-- Raw data --
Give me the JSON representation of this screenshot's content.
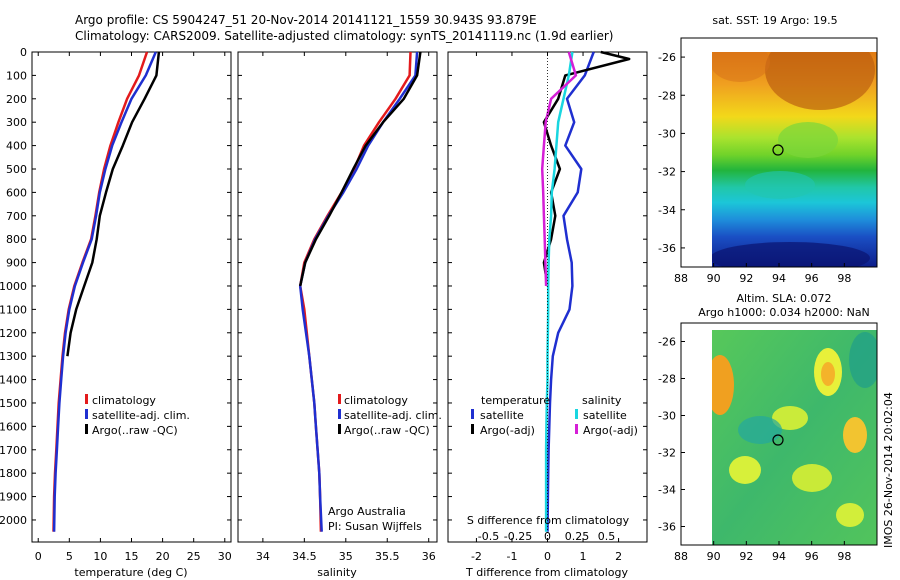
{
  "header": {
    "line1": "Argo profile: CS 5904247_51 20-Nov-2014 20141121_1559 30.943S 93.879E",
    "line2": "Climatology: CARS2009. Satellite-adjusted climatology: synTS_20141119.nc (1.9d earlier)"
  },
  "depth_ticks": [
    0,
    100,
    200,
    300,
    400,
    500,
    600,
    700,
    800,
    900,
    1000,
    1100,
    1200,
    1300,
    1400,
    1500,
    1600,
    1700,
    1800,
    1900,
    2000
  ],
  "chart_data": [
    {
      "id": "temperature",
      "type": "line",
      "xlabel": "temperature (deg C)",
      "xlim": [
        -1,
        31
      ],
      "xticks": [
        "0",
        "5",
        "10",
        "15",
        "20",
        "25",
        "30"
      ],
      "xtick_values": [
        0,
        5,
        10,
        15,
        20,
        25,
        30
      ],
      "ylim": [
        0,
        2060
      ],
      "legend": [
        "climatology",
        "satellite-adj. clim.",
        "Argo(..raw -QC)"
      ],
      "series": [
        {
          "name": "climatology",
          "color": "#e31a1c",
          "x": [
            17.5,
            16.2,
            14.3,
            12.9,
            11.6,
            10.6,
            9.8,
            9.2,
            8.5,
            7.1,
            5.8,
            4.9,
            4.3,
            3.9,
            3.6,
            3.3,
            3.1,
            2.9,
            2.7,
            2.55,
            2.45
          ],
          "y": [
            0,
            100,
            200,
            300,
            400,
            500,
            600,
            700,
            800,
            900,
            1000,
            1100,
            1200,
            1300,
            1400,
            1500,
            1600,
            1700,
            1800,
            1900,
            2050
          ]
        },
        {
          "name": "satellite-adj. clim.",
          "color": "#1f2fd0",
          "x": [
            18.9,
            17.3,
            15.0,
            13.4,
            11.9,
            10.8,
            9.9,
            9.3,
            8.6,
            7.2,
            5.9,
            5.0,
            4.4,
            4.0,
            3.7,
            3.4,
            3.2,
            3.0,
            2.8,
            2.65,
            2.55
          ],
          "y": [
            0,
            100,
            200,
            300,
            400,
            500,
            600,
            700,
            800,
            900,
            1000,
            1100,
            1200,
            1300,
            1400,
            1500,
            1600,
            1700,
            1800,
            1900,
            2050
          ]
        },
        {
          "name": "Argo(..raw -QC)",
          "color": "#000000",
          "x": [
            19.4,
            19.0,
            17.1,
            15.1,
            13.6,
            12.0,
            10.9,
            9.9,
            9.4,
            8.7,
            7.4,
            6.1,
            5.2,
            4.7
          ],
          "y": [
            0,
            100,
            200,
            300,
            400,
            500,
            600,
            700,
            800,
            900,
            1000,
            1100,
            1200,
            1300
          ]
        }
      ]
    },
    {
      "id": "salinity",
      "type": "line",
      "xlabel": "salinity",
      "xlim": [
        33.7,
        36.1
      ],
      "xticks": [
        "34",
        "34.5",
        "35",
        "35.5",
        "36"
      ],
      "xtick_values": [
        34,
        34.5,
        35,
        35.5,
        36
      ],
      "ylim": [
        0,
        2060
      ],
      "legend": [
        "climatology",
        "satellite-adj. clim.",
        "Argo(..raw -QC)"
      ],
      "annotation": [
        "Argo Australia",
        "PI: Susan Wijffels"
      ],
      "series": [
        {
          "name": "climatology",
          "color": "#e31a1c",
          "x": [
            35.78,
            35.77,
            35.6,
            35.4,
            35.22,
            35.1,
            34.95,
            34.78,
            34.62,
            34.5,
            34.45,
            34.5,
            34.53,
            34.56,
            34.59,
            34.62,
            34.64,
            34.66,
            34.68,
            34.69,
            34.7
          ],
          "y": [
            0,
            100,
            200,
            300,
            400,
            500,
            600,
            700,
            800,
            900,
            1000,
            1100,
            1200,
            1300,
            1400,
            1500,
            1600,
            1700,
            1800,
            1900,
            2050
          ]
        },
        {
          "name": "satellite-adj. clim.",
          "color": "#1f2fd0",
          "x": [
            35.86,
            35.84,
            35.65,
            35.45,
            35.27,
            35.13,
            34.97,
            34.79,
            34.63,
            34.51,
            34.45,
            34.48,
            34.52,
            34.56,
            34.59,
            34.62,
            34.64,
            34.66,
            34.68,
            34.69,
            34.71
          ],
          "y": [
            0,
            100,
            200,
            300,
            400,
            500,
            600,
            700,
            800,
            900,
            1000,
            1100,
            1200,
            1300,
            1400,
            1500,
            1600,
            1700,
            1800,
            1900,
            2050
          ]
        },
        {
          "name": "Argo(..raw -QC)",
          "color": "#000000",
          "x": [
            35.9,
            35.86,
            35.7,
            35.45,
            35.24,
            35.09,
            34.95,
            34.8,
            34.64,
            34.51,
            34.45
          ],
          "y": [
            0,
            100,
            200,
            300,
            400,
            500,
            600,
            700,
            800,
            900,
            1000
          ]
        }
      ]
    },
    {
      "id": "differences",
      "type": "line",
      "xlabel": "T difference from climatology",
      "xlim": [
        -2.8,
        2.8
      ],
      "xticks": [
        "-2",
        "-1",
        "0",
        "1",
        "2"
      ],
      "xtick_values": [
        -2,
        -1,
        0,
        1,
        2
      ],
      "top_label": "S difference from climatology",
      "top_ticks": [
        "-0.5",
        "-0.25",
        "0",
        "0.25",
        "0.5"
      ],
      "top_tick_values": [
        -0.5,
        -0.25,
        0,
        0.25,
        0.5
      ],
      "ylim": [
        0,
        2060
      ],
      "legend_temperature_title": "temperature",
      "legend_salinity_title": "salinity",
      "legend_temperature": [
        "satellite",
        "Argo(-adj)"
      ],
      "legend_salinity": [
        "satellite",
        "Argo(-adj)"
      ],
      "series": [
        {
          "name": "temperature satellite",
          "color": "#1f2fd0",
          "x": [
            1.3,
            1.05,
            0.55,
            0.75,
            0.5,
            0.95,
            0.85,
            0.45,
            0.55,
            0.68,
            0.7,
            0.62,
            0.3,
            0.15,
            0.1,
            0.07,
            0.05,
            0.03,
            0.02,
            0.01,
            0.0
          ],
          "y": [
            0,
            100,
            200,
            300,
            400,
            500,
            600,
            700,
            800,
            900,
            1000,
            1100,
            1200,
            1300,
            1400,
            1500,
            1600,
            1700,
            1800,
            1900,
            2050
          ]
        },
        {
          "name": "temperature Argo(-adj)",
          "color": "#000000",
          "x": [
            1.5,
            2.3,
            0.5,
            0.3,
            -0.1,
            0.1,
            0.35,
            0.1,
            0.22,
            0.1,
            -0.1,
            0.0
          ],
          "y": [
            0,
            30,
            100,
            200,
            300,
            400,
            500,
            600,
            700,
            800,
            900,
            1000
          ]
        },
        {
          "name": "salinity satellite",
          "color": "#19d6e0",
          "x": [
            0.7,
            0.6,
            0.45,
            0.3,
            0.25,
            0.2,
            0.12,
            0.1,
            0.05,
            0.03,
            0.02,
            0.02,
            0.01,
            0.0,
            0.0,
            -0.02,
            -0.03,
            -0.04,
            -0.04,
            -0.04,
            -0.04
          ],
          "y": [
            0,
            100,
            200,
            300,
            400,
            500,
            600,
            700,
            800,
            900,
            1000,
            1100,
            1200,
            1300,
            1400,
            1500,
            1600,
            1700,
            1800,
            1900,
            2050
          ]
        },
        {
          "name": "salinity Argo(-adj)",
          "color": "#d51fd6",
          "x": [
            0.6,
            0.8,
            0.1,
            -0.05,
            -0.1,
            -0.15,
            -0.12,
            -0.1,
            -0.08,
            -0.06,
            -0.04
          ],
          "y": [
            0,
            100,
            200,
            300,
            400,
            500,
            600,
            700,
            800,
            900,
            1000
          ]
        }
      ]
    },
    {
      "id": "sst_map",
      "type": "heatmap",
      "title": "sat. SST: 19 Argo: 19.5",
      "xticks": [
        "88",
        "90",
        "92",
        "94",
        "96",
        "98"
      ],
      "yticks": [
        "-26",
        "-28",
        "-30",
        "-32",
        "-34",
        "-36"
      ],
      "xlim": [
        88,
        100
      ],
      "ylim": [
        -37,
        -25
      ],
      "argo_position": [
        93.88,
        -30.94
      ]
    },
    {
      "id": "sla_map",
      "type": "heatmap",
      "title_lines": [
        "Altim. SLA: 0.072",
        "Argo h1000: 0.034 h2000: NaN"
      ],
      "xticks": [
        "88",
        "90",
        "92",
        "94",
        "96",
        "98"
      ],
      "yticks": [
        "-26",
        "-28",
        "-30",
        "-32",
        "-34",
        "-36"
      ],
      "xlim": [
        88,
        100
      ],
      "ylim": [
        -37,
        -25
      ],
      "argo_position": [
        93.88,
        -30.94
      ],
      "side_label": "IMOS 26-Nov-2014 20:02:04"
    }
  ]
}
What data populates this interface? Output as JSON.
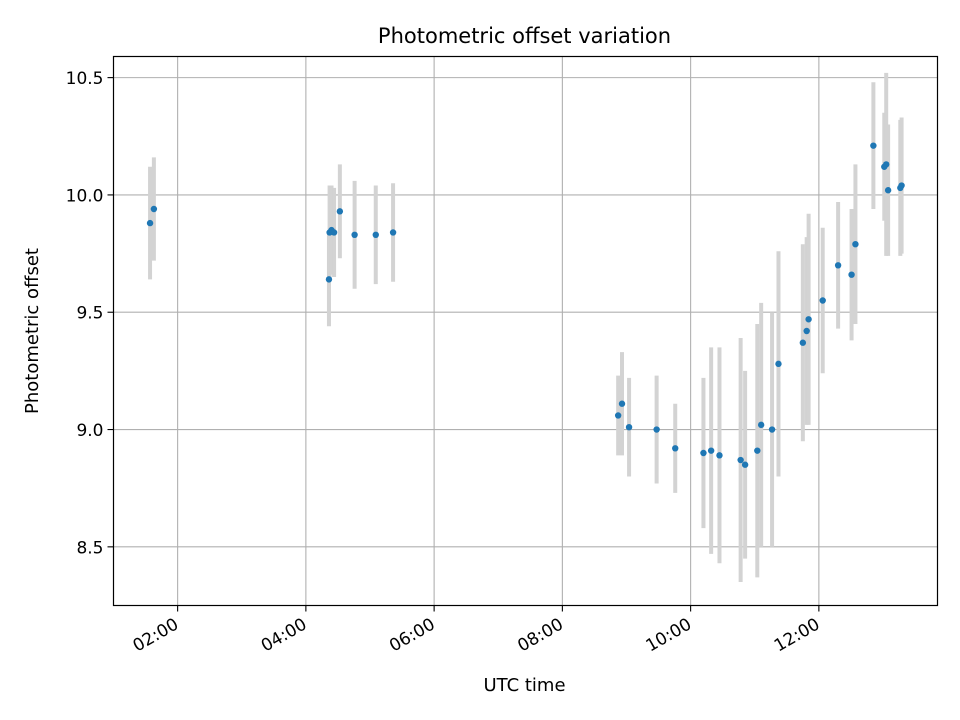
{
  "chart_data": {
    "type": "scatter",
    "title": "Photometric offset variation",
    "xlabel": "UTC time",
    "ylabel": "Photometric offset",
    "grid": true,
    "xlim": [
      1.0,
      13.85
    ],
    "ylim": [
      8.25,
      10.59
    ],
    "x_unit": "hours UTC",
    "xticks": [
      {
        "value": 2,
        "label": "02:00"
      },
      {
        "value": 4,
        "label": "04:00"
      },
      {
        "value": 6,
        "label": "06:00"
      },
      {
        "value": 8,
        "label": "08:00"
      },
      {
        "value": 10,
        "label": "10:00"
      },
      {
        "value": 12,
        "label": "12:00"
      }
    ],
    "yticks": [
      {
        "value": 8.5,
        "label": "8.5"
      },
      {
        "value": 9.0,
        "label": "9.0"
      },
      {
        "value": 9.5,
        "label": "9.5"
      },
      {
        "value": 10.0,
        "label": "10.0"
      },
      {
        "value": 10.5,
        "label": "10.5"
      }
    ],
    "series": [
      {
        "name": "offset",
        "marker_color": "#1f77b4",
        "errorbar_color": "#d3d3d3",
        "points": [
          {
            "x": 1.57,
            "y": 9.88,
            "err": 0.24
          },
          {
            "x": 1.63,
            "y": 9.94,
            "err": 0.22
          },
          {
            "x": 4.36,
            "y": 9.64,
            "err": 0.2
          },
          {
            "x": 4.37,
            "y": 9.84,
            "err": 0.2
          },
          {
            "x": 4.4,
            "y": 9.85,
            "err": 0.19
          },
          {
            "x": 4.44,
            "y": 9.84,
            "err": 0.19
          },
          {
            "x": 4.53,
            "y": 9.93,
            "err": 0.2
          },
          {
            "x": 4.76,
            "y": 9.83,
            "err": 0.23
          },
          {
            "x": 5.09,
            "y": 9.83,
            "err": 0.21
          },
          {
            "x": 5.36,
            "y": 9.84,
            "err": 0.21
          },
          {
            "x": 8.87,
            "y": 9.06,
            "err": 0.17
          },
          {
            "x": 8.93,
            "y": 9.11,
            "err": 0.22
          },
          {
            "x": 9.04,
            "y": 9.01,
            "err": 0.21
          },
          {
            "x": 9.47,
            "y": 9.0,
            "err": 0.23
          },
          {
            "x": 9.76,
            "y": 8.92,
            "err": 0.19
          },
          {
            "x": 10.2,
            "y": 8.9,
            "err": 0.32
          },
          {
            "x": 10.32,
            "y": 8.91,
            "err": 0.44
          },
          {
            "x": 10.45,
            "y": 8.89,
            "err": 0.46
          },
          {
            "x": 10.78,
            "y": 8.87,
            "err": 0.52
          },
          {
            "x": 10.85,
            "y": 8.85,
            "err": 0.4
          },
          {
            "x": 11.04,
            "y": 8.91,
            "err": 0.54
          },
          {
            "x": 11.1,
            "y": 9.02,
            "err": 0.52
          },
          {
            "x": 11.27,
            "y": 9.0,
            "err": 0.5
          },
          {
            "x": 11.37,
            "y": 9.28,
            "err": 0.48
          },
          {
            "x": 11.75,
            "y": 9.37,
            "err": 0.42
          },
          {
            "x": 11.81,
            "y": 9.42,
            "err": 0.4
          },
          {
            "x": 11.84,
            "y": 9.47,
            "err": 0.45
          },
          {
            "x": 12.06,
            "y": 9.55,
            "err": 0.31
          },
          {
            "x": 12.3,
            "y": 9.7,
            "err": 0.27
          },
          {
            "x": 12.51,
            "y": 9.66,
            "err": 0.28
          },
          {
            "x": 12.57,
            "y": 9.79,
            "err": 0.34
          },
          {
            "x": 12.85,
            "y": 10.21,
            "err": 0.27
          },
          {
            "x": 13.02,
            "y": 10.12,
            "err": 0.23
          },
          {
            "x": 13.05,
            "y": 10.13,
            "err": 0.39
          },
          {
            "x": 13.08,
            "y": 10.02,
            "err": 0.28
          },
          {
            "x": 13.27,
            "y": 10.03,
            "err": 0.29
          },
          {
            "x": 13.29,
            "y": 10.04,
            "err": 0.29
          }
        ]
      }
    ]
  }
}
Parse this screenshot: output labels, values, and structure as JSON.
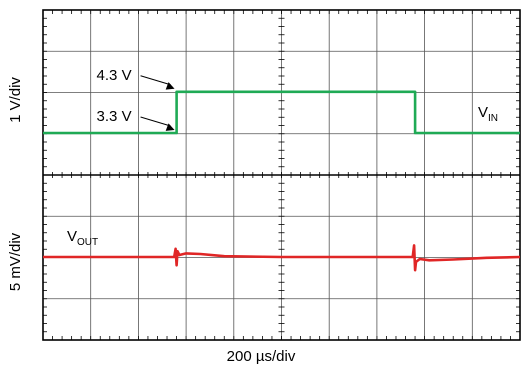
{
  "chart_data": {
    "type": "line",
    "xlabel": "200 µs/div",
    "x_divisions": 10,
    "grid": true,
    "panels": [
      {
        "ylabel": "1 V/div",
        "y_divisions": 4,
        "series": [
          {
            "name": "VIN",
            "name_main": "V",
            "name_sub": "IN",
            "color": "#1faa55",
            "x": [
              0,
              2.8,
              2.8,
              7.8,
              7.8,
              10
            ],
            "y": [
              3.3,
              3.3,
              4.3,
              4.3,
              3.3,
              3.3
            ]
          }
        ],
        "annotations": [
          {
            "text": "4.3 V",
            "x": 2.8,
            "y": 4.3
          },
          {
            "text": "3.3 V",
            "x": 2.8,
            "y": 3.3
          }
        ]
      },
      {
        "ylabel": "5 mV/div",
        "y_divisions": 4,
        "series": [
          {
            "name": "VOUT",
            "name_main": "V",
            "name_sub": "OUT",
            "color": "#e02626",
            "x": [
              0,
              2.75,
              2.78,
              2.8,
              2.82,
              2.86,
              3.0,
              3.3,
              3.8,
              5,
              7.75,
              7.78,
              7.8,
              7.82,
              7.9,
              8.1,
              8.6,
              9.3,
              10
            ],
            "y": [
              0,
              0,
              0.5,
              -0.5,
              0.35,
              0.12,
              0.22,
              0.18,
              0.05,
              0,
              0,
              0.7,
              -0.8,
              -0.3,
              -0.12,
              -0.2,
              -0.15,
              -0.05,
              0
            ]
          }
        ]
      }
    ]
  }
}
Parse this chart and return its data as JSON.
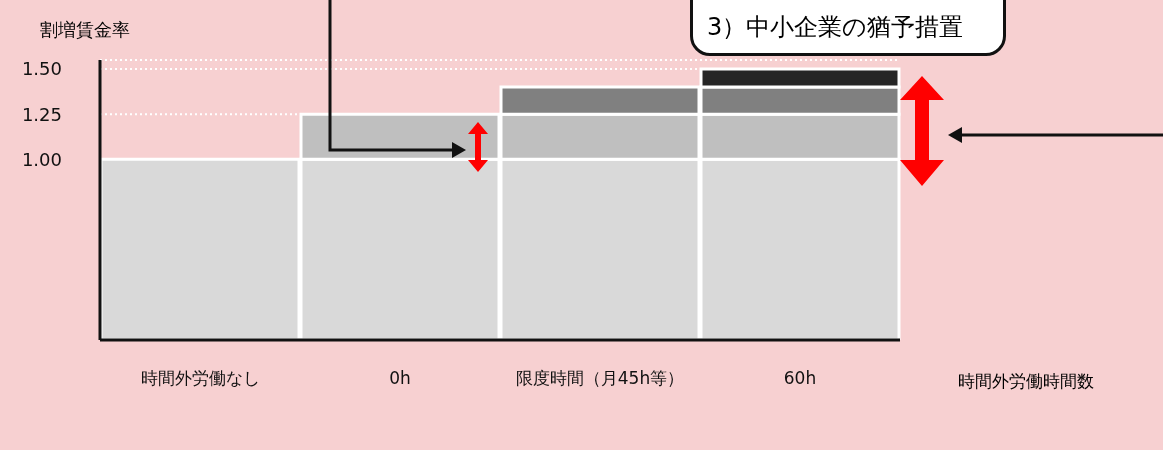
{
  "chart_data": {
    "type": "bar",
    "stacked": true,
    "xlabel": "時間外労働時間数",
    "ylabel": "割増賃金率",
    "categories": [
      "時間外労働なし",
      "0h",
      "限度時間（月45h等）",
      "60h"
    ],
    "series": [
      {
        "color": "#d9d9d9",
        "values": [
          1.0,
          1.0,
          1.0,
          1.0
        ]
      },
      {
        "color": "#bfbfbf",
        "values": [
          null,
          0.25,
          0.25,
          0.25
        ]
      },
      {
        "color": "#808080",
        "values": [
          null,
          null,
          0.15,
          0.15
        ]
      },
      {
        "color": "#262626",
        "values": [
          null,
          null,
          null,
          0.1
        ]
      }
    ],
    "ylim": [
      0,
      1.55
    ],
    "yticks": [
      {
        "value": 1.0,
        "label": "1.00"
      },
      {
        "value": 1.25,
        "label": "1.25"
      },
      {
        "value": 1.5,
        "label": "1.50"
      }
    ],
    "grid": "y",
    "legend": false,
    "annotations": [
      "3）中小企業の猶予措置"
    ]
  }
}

-- Problem description --
Pull out all lines from the listing that contain the string "ylabel".

-- Solution for this exercise --
    "ylabel": "Photometric offset",
        "ylabel": "1 V/div",
        "ylabel": "5 mV/div",
    "ylabel": "割増賃金率",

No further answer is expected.